WHAT IS EXPECTED:
How many of the lines below include "physical"? Give the number and no other words.

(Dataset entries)

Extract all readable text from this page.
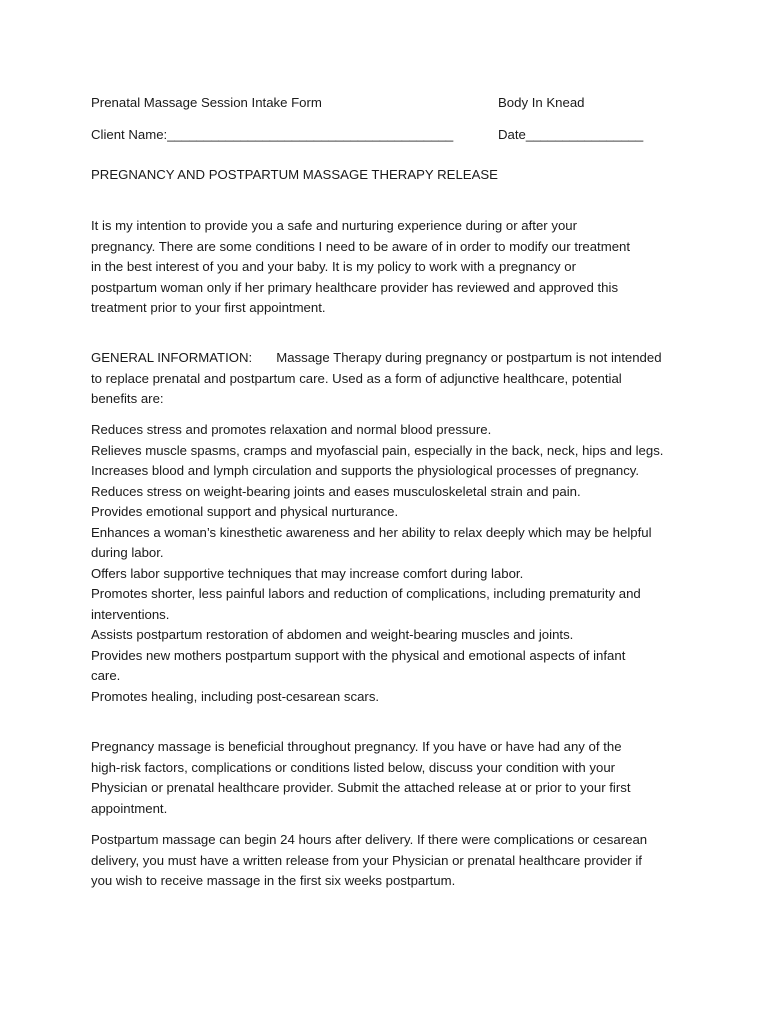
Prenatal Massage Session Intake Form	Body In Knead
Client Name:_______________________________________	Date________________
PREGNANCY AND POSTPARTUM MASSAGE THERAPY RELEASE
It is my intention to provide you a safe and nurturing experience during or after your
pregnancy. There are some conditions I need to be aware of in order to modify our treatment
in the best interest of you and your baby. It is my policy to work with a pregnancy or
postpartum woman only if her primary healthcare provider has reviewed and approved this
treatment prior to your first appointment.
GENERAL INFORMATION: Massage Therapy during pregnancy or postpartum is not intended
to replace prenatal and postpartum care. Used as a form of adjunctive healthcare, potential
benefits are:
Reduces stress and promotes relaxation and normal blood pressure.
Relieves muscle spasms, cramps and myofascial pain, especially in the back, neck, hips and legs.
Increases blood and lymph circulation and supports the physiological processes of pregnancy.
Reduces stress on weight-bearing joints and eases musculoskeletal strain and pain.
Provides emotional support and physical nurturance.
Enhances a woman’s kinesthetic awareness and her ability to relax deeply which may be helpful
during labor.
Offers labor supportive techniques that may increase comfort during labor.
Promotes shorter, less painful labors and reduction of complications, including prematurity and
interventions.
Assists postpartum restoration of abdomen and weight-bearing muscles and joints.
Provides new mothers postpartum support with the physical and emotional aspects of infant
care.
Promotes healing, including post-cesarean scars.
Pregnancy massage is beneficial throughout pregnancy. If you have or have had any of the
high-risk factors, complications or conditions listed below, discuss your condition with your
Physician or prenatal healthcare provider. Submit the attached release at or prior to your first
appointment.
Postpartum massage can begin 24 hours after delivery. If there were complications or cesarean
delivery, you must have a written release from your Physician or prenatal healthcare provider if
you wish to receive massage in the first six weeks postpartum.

...

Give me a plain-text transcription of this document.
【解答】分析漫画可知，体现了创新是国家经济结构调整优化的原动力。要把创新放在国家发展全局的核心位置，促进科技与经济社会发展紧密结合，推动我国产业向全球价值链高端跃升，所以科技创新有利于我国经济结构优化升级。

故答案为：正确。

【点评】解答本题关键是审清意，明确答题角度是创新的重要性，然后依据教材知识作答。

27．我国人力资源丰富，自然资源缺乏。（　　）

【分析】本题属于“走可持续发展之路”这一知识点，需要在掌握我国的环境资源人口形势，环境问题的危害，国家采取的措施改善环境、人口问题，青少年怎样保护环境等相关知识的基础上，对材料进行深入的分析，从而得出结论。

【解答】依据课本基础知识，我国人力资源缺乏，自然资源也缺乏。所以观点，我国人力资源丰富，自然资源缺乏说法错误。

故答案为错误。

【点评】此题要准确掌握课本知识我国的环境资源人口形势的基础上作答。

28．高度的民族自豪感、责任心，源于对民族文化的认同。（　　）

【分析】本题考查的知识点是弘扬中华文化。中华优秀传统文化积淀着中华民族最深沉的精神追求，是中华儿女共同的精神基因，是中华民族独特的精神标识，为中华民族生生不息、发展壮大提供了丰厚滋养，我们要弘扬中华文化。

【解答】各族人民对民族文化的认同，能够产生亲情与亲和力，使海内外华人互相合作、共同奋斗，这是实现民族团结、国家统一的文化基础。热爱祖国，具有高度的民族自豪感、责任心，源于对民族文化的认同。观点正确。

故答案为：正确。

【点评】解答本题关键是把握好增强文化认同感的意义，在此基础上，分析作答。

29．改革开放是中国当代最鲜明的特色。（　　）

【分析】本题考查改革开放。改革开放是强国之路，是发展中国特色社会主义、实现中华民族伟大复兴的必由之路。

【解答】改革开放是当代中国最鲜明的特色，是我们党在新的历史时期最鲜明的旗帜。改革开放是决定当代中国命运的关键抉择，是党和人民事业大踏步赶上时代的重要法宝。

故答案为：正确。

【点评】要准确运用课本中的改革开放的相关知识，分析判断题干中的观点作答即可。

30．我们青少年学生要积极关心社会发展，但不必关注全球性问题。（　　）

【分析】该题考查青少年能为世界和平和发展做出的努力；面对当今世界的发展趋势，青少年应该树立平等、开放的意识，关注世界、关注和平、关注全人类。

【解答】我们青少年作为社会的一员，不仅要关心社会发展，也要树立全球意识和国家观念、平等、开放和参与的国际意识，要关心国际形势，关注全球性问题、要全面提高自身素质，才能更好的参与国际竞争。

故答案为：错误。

OUTPUT:
2